── Belge
Spekülatif Atak mı?

Hafta ortasında başlayan gelişmeler ekonomide de dövizde bir harekeliliğin başladığı sinyalini verdi. 18 Ekim Çarşamba günü döviz yüksek taleple  karşılaştı. Döviz kuru ağır bir baskı altına girdi. Döviz kurunda hızlı bir yükseliş yaşandı. Bu gidişin durdurulup, durumun kontrol altına alınabilmesi için Merkez Bankasının büyük hacimli doğrudan müdahalesi gerekti.

Döviz alanında yaşananlar hemen eski bir tartışmayı ısıtıp, yeniden gündeme taşıdı. Döviz kurundaki yükselişin ters yöne çevrilmesi için Merkez Bankasının Türk Lirası faizini yükseltmesi gerektiği görüşü bir kez daha yüksek sesle ifade edilmeye başlandı. Faiz lobisi hemen işe koyuldu anlayacağınız.

*                   *                   *

Döviz kuru hareketlenince akla hemen faizin geliyor olması  raslantı değil. Değeri baskı altında kalıp gerilemeye başlayınca paranın yeniden talep edilmesini sağlamanın en bilinen ve görünen yolu mükafatını yani getirisini yükseltmektir. Bunun da en doğrudan yolu faiz oranının yükseltilmesidir. Bugün Merkez Bankasından istenen de budur.

Ancak döviz kurundaki yükselmenin arkasındaki nedene bağlı olarak faiz değişmesinin bu süreci pek fazla etkilememesi de mümkündür.

Döviz kuru hareketi temelde döviz arz ve talebindeki değişme ile ortaya çıkar. Döviz arz ve talebi ise birden fazla nedenle değişir. Bu nedenleri iki gruba ayırabiliriz.

Gruplardan birisi döviz arz ve talebini oluşturan temel büyüklüklerden oluşur. İharacat, ithalat vb gibi ticaret kalemleri bu grupta yer alır. Bunların özelliği değişir olmalarına rağmen zaman içindeki hareketlerinin ağır olmasıdır. Temel büyüklüklerdeki hareketler ani ve büyük marjlı kur değişmesine neden olmaz.

Döviz arz ve talebini etkileyen ikinci grup etken sermaye hareketlerinden, yani sermaye giriş çıkışından oluşur.  Bu grupta hareketlilik görece daha yüksektir. Ani ve çok hızlı döviz giriş çıkışı yaratabilirler. Dolayısıyla döviz arz ve talebinde ani ve yüksek marjlı değişmelere neden olabilirler. Bu bağlamda en uç nokta spekülatif atak olarak tanımlanan döviz hareketleridir.

*                   *                   *

Bu iki grup etkenden kaynaklanan kur hareketlerine karşı izlecek politikalar farklıdır. Temel büyüklüklerdeki değişimden kaynaklanan kur hareketlerinde para ve faiz politikasındaki yön değiştirmeler daha etkili olur. Bu koşullarda döviz piyasasına doğrudan müdahale etmenin yararlı ve kalıcı sonucu olmaz.
────
Yazılı Görevler:
A. Döviz kuru üzerine olan metne göre, kurdaki hızlı yükselişin durdurulup durumun kontrol altına alınması için ne gerekti?
B. Satırların en başından "- candle-body: [763, 329, 769, 352]" geçen satıra kadar, iki uç da dahil olmak üzere her şeyi aynen çoğalt.
Metin ile satırlar arasında herhangi bir bağ yok.
── Veri Kesiti
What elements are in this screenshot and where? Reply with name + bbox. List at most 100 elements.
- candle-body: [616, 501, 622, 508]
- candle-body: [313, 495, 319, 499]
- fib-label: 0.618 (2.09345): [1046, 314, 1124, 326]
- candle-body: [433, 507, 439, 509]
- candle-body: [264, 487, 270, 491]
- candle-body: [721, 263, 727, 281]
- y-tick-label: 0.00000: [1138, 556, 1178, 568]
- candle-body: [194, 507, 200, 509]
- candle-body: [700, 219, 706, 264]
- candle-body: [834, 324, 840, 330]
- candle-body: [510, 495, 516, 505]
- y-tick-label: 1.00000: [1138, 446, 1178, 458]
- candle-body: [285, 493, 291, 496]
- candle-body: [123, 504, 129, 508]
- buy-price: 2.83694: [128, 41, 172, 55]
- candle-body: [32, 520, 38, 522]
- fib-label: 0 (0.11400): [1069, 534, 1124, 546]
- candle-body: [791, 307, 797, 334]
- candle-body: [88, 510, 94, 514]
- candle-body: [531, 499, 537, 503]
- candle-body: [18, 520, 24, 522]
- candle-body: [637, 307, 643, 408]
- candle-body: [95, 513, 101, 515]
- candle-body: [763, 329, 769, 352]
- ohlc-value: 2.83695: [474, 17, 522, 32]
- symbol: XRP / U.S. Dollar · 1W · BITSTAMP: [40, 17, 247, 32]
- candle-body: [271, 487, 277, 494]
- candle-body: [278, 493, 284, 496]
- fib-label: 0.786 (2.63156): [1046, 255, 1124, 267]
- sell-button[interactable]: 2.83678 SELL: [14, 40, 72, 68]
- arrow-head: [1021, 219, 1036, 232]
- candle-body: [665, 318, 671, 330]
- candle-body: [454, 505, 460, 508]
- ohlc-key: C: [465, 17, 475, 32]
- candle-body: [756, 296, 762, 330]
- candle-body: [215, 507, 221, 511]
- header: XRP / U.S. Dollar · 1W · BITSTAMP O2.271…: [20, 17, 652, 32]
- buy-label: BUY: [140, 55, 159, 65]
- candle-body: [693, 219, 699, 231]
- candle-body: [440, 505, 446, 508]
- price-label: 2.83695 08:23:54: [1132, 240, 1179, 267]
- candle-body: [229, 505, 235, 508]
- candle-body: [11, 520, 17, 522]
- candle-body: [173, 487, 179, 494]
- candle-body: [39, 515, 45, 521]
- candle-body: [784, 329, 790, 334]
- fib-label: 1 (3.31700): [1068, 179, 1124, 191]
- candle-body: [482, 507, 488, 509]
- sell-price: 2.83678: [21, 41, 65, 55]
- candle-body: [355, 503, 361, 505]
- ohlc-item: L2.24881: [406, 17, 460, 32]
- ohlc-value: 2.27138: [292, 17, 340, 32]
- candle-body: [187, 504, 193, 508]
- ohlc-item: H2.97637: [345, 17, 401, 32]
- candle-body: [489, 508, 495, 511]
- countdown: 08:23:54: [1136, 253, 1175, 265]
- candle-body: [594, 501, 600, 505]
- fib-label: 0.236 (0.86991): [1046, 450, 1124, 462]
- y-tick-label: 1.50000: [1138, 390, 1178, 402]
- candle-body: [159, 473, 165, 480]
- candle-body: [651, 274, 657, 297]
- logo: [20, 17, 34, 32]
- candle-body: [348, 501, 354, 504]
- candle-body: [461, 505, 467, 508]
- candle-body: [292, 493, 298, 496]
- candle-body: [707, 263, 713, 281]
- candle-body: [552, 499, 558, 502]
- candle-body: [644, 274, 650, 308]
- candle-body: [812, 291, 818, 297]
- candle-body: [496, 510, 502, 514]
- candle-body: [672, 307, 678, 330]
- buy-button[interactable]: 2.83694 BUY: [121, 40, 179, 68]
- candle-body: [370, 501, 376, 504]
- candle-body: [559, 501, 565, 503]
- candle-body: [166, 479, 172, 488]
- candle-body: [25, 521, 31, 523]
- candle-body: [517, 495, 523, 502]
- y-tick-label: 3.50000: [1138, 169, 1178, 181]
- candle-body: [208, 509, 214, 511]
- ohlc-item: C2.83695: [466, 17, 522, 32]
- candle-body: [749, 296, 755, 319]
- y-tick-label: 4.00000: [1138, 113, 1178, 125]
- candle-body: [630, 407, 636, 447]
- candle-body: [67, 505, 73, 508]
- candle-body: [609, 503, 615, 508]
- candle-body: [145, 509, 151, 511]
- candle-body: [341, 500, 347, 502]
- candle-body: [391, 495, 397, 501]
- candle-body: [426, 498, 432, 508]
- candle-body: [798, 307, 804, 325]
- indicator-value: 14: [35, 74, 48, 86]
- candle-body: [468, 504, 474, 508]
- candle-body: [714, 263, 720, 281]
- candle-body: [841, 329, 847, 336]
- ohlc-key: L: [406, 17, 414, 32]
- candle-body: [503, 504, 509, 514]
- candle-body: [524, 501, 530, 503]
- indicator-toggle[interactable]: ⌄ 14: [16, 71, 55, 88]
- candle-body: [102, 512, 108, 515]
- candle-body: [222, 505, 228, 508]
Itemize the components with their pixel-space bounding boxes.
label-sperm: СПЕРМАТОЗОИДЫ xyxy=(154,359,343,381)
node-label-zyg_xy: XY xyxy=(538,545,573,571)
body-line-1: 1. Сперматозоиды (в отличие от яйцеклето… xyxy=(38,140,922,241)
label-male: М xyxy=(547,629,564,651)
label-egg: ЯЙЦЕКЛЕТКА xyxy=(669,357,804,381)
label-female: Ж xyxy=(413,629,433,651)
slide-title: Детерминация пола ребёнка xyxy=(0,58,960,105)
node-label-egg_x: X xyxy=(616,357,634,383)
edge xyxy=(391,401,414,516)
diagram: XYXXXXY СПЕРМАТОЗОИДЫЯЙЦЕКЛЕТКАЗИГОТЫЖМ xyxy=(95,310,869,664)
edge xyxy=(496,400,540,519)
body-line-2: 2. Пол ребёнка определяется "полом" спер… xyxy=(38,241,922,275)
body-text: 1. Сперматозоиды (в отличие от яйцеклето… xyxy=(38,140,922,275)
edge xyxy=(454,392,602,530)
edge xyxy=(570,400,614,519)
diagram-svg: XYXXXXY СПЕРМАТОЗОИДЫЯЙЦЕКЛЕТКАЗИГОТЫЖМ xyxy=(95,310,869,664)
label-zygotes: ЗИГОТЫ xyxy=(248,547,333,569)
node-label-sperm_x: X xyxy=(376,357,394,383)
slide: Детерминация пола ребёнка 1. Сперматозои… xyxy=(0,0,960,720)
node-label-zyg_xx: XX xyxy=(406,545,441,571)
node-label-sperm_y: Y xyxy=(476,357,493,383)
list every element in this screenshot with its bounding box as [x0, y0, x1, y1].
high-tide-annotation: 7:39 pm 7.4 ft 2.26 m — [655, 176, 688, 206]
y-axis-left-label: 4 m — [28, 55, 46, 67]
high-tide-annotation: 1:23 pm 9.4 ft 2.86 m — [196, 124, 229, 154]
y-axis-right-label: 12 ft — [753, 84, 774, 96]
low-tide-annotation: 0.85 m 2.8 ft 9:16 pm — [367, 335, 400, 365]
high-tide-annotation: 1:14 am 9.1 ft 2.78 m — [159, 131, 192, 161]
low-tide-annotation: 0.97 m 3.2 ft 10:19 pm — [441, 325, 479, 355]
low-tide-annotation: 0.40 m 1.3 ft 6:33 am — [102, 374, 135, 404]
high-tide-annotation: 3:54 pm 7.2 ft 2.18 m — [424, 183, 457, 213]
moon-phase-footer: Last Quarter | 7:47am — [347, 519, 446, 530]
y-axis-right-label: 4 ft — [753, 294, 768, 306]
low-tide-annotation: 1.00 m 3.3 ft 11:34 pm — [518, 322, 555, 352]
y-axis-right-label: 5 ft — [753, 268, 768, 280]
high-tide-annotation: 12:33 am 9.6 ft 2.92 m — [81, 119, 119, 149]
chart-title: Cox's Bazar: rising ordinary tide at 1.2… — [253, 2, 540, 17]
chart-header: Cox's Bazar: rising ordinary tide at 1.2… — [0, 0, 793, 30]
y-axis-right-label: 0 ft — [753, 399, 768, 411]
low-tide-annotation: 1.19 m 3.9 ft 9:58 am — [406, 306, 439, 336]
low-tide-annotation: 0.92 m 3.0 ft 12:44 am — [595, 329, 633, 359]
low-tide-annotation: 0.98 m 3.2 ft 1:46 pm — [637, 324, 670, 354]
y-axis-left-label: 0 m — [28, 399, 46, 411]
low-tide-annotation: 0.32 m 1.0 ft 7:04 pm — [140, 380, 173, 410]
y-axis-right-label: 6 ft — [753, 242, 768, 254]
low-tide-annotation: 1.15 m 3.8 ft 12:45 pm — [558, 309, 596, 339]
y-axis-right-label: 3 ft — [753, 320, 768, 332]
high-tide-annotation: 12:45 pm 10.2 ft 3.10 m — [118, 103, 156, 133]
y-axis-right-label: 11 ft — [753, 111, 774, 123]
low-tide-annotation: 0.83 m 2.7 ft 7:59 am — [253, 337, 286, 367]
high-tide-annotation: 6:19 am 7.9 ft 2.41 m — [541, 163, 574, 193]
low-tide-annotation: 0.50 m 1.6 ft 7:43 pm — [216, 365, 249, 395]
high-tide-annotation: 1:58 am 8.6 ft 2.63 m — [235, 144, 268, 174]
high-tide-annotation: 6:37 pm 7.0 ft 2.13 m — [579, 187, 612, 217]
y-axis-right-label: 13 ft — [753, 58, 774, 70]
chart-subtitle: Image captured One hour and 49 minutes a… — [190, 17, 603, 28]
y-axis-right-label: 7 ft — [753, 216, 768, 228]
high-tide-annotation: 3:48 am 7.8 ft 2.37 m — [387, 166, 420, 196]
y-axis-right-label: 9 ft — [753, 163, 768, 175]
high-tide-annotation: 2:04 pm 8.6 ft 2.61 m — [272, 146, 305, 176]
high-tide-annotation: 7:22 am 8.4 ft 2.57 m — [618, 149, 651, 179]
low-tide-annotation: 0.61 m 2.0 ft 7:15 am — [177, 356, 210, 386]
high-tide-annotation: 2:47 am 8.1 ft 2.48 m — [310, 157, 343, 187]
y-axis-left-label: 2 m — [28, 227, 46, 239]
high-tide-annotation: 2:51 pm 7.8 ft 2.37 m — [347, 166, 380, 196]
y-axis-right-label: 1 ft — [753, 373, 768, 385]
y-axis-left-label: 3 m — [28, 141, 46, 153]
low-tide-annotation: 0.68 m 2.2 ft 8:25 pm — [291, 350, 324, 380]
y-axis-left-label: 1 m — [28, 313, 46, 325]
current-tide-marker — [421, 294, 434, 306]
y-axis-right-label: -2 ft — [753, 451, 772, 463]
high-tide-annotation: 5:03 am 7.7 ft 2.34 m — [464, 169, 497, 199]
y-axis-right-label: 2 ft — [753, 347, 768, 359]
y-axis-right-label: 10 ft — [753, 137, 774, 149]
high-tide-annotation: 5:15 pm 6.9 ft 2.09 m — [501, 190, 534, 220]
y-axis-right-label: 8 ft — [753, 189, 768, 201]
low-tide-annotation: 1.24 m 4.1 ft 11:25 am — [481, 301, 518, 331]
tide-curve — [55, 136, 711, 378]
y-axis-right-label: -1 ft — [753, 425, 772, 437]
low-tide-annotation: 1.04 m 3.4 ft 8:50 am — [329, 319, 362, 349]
────
Görev Sonuçları:
A. Merkez Bankasının büyük hacimli doğrudan müdahalesi gerekti.

B.
What elements are in this screenshot and where? Reply with name + bbox. List at most 100 elements.
- candle-body: [616, 501, 622, 508]
- candle-body: [313, 495, 319, 499]
- fib-label: 0.618 (2.09345): [1046, 314, 1124, 326]
- candle-body: [433, 507, 439, 509]
- candle-body: [264, 487, 270, 491]
- candle-body: [721, 263, 727, 281]
- y-tick-label: 0.00000: [1138, 556, 1178, 568]
- candle-body: [194, 507, 200, 509]
- candle-body: [700, 219, 706, 264]
- candle-body: [834, 324, 840, 330]
- candle-body: [510, 495, 516, 505]
- y-tick-label: 1.00000: [1138, 446, 1178, 458]
- candle-body: [285, 493, 291, 496]
- candle-body: [123, 504, 129, 508]
- buy-price: 2.83694: [128, 41, 172, 55]
- candle-body: [32, 520, 38, 522]
- fib-label: 0 (0.11400): [1069, 534, 1124, 546]
- candle-body: [791, 307, 797, 334]
- candle-body: [88, 510, 94, 514]
- candle-body: [531, 499, 537, 503]
- candle-body: [18, 520, 24, 522]
- candle-body: [637, 307, 643, 408]
- candle-body: [95, 513, 101, 515]
- candle-body: [763, 329, 769, 352]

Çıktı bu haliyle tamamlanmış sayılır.